Listed records:
★ ★ ★ ★

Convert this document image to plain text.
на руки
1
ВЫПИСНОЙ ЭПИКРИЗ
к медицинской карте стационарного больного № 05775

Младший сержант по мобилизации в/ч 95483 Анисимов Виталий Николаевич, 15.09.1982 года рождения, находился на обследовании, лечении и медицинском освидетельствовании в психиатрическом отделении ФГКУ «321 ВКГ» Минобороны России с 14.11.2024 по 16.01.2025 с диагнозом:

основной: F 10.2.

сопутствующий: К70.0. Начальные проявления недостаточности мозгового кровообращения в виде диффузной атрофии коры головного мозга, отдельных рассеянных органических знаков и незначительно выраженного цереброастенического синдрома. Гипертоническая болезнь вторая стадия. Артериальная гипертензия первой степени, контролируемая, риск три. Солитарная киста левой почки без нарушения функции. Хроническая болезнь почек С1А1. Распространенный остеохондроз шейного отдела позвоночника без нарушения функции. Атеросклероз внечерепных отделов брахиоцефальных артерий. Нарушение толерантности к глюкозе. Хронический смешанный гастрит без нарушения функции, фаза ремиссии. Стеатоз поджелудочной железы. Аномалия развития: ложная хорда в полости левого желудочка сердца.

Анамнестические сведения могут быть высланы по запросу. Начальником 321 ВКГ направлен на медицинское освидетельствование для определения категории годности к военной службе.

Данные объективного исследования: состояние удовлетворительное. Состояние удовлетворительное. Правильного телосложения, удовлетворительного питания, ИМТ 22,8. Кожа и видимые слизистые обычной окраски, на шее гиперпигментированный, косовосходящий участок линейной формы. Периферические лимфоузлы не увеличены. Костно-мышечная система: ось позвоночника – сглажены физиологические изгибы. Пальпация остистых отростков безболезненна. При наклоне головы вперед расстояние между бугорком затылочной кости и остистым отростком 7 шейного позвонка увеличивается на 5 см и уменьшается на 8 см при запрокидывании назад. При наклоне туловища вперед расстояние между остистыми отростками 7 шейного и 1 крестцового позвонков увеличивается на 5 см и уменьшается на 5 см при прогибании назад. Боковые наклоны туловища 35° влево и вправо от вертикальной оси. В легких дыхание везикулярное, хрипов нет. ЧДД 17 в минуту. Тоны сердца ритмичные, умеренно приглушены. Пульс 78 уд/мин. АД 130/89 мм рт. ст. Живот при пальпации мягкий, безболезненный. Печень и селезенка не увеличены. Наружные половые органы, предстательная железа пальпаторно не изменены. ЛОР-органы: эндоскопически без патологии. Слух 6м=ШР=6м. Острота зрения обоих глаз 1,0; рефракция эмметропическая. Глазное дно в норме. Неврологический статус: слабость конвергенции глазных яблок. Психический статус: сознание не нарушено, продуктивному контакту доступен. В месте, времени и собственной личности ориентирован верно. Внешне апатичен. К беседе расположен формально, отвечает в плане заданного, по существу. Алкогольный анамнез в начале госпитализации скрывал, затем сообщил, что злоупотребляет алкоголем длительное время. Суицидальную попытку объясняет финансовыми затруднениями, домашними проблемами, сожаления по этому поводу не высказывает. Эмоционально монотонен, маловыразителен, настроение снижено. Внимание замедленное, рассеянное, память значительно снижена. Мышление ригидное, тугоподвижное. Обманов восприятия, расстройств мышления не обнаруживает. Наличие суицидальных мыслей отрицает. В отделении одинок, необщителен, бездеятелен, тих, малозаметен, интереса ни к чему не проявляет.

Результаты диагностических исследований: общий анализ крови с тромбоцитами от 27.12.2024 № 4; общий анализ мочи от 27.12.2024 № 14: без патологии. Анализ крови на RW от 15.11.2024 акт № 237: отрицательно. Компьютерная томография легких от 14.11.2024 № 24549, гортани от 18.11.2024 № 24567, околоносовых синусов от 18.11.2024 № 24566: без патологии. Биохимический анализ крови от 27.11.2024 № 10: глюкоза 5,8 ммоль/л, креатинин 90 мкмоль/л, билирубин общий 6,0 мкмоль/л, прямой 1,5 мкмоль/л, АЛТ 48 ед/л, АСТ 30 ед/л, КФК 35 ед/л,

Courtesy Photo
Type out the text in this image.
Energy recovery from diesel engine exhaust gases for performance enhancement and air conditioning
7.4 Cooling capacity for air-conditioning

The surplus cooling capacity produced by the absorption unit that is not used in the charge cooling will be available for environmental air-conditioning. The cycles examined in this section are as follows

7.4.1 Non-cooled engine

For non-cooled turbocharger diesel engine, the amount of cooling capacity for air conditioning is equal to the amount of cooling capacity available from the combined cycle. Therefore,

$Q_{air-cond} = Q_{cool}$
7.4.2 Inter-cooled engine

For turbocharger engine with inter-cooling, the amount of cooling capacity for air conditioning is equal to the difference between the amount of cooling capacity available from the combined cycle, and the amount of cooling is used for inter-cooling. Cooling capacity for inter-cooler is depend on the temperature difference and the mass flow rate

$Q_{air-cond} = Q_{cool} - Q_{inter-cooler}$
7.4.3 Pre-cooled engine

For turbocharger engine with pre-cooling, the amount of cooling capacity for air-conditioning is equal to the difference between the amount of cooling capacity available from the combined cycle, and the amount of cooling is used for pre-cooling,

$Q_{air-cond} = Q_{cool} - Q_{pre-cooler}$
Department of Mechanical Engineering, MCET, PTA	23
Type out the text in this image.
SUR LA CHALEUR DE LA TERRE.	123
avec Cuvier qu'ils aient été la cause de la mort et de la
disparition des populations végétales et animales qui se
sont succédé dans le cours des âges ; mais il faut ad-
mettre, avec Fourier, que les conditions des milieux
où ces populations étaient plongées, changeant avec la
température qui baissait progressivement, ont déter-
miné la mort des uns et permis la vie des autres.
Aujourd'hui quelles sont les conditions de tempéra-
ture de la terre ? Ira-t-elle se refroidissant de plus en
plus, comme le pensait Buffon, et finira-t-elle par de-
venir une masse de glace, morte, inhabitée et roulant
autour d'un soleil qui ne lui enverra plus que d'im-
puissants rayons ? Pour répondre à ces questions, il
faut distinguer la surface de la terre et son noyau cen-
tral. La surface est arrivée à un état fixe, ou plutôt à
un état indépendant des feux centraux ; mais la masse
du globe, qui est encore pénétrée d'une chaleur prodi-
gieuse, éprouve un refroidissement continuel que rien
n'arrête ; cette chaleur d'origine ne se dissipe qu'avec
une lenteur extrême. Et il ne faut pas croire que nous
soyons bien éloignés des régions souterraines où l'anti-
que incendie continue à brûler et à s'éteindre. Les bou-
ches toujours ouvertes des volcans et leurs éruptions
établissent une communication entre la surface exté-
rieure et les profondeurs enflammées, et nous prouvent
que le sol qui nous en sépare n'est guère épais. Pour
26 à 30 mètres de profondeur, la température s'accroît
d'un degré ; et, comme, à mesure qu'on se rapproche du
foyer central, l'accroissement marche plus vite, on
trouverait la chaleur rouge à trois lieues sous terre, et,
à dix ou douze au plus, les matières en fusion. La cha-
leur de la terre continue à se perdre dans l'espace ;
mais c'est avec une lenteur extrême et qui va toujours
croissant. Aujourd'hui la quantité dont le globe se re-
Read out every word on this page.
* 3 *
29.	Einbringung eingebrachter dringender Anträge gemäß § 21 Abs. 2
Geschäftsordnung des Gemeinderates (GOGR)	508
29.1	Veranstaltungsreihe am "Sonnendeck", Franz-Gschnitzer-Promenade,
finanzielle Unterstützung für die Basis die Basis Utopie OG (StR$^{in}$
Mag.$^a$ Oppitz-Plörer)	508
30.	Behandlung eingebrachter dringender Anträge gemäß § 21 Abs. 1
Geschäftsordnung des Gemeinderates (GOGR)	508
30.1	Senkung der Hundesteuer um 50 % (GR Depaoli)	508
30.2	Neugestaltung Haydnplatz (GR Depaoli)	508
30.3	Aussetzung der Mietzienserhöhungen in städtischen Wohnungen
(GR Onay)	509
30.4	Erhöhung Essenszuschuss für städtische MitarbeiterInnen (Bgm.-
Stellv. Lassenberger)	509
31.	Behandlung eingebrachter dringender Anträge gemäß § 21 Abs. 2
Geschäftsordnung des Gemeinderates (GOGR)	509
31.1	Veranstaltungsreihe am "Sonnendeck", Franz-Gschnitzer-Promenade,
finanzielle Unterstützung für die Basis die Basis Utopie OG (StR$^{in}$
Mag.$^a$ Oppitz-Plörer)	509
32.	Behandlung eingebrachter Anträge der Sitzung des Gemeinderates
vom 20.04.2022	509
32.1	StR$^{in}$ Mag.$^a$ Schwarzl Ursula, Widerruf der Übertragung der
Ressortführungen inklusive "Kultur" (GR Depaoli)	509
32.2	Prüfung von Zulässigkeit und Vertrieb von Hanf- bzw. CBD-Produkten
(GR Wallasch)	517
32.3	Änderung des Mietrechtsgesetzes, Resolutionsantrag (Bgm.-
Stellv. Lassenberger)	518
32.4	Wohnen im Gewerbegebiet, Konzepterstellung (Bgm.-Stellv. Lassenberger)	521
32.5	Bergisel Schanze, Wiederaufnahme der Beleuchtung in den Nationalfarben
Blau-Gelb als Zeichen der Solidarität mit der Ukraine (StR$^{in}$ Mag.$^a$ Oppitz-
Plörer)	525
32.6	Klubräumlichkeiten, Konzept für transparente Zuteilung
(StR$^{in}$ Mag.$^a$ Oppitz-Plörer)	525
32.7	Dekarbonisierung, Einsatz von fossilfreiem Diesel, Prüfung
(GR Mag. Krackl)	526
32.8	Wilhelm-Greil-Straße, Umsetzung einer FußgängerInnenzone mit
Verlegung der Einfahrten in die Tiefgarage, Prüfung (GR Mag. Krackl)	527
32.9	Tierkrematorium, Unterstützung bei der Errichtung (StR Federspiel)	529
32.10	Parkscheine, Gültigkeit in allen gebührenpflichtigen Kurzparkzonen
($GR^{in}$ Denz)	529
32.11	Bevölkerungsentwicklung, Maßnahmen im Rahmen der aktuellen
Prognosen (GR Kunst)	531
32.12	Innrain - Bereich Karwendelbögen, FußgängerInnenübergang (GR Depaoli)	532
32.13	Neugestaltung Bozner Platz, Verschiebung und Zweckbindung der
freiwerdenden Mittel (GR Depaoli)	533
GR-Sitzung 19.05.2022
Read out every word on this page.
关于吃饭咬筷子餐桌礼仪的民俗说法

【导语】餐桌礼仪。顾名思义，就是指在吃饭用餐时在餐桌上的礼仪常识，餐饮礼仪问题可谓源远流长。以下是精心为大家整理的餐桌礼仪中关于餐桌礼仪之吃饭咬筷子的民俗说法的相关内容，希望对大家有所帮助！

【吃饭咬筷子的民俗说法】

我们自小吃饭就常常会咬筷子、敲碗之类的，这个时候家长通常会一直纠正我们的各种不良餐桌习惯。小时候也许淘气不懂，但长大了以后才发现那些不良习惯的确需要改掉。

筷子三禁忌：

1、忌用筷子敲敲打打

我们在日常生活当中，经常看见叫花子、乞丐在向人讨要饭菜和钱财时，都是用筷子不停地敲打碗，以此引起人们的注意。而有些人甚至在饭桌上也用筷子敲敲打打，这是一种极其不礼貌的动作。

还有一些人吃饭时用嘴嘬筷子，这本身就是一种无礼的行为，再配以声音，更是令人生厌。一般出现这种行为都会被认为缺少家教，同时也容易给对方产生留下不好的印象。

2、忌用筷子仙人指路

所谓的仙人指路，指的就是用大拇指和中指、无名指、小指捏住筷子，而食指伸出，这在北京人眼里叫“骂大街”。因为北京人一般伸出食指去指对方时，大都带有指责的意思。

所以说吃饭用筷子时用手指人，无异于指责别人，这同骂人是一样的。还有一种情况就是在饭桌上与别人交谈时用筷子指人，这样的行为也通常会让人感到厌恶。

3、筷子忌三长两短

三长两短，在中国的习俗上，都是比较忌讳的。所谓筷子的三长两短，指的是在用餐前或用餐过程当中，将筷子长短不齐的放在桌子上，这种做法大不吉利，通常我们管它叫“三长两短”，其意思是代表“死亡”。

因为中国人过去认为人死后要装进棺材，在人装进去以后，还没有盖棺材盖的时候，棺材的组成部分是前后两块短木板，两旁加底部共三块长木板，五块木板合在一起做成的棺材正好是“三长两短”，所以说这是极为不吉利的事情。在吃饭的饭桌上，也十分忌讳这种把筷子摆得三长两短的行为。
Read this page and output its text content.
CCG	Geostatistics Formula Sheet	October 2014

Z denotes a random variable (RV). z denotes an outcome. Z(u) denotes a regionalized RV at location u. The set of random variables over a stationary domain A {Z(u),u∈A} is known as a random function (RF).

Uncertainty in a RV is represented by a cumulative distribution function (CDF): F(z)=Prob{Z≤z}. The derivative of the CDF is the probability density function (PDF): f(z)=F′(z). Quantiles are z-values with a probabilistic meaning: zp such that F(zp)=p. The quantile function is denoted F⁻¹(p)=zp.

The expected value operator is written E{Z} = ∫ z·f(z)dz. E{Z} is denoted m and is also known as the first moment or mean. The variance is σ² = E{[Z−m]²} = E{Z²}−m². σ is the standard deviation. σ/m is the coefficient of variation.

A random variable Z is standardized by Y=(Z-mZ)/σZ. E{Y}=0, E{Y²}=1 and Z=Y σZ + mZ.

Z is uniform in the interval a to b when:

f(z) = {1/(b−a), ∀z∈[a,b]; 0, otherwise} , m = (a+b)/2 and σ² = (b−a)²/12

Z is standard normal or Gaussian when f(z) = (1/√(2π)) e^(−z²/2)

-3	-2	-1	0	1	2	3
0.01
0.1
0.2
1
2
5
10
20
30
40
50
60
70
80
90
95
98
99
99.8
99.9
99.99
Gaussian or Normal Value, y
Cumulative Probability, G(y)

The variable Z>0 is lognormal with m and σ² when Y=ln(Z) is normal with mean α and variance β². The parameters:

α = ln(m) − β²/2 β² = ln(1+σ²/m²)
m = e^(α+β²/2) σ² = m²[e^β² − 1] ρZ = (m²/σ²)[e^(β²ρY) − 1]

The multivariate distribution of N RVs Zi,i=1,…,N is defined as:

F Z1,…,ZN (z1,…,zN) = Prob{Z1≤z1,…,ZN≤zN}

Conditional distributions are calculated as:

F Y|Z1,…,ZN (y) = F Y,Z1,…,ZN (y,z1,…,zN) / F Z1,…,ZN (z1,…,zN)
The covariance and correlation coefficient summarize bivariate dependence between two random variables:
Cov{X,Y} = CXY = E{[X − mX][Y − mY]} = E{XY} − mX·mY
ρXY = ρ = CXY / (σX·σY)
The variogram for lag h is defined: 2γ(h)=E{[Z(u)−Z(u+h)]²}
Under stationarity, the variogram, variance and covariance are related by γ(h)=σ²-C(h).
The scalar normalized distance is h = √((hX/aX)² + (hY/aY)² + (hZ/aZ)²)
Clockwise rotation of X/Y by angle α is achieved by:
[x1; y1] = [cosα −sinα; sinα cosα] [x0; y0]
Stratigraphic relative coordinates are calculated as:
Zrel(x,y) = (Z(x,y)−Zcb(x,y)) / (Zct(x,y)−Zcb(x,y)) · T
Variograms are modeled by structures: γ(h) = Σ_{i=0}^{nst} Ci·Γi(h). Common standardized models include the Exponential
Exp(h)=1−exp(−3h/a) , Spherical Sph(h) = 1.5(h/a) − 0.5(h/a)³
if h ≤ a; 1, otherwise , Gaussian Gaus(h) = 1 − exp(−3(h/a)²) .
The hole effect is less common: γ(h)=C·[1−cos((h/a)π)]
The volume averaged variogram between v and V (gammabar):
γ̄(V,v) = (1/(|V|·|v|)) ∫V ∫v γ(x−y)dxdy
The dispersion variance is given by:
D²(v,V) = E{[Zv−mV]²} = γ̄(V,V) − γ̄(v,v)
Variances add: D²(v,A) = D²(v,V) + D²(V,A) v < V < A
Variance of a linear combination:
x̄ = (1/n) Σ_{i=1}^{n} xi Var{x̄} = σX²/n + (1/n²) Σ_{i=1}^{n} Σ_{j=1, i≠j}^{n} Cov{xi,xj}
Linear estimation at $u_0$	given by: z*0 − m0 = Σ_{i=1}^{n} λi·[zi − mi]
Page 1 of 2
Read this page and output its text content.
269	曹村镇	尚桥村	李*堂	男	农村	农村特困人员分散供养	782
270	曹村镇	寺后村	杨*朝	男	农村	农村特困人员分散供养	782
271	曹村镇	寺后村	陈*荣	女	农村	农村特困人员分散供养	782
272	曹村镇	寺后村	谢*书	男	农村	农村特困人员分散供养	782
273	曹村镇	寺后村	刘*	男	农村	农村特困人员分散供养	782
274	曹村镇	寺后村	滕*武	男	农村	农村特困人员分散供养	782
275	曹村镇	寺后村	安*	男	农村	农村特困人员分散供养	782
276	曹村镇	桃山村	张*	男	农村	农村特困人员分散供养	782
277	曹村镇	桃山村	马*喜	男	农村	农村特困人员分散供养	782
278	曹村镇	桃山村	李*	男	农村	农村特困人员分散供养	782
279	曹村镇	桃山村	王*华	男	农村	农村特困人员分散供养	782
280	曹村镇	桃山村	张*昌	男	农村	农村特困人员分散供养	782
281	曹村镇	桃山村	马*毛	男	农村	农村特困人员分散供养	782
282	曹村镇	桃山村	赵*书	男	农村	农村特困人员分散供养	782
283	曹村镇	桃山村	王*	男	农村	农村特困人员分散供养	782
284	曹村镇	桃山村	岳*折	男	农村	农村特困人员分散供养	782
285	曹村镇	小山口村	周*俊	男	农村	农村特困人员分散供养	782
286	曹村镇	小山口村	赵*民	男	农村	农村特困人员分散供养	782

★ ★ ★ ★

What you should do: Take each line containing the string "used" and copy it out.

Task response:
The surplus cooling capacity produced by the absorption unit that is not used in the charge cooling will be available for environmental air-conditioning. The cycles examined in this section are as follows
For turbocharger engine with inter-cooling, the amount of cooling capacity for air conditioning is equal to the difference between the amount of cooling capacity available from the combined cycle, and the amount of cooling is used for inter-cooling. Cooling capacity for inter-cooler is depend on the temperature difference and the mass flow rate
For turbocharger engine with pre-cooling, the amount of cooling capacity for air-conditioning is equal to the difference between the amount of cooling capacity available from the combined cycle, and the amount of cooling is used for pre-cooling,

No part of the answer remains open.